Records from a collection
---*---

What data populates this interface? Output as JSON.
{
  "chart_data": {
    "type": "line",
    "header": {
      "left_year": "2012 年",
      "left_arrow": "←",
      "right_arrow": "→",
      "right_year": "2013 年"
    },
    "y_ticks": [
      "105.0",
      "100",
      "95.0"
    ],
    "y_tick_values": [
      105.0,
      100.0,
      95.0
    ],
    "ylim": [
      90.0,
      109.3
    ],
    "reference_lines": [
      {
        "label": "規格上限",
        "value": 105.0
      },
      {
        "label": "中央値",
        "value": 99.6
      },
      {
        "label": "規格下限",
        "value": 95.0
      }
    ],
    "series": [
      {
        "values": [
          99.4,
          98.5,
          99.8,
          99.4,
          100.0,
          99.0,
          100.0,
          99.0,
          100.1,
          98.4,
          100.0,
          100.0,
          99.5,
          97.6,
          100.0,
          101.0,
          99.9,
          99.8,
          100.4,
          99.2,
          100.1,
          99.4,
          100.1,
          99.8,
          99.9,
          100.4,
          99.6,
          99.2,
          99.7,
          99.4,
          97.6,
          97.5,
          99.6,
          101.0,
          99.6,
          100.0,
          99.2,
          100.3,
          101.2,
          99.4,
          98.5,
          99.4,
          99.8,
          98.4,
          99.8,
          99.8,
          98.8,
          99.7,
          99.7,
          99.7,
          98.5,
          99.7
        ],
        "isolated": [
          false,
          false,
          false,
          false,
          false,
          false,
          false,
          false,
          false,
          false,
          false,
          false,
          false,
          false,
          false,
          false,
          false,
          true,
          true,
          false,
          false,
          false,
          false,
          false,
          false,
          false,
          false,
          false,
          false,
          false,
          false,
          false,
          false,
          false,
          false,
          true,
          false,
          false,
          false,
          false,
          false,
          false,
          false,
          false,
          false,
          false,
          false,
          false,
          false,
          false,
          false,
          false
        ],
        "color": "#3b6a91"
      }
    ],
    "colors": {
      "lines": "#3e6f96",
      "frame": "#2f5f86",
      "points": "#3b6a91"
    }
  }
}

---*---

Task: Please reproduce each record precisely as written.

Written response:
What data populates this interface? Output as JSON.
{
  "chart_data": {
    "type": "line",
    "header": {
      "left_year": "2012 年",
      "left_arrow": "←",
      "right_arrow": "→",
      "right_year": "2013 年"
    },
    "y_ticks": [
      "105.0",
      "100",
      "95.0"
    ],
    "y_tick_values": [
      105.0,
      100.0,
      95.0
    ],
    "ylim": [
      90.0,
      109.3
    ],
    "reference_lines": [
      {
        "label": "規格上限",
        "value": 105.0
      },
      {
        "label": "中央値",
        "value": 99.6
      },
      {
        "label": "規格下限",
        "value": 95.0
      }
    ],
    "series": [
      {
        "values": [
          99.4,
          98.5,
          99.8,
          99.4,
          100.0,
          99.0,
          100.0,
          99.0,
          100.1,
          98.4,
          100.0,
          100.0,
          99.5,
          97.6,
          100.0,
          101.0,
          99.9,
          99.8,
          100.4,
          99.2,
          100.1,
          99.4,
          100.1,
          99.8,
          99.9,
          100.4,
          99.6,
          99.2,
          99.7,
          99.4,
          97.6,
          97.5,
          99.6,
          101.0,
          99.6,
          100.0,
          99.2,
          100.3,
          101.2,
          99.4,
          98.5,
          99.4,
          99.8,
          98.4,
          99.8,
          99.8,
          98.8,
          99.7,
          99.7,
          99.7,
          98.5,
          99.7
        ],
        "isolated": [
          false,
          false,
          false,
          false,
          false,
          false,
          false,
          false,
          false,
          false,
          false,
          false,
          false,
          false,
          false,
          false,
          false,
          true,
          true,
          false,
          false,
          false,
          false,
          false,
          false,
          false,
          false,
          false,
          false,
          false,
          false,
          false,
          false,
          false,
          false,
          true,
          false,
          false,
          false,
          false,
          false,
          false,
          false,
          false,
          false,
          false,
          false,
          false,
          false,
          false,
          false,
          false
        ],
        "color": "#3b6a91"
      }
    ],
    "colors": {
      "lines": "#3e6f96",
      "frame": "#2f5f86",
      "points": "#3b6a91"
    }
  }
}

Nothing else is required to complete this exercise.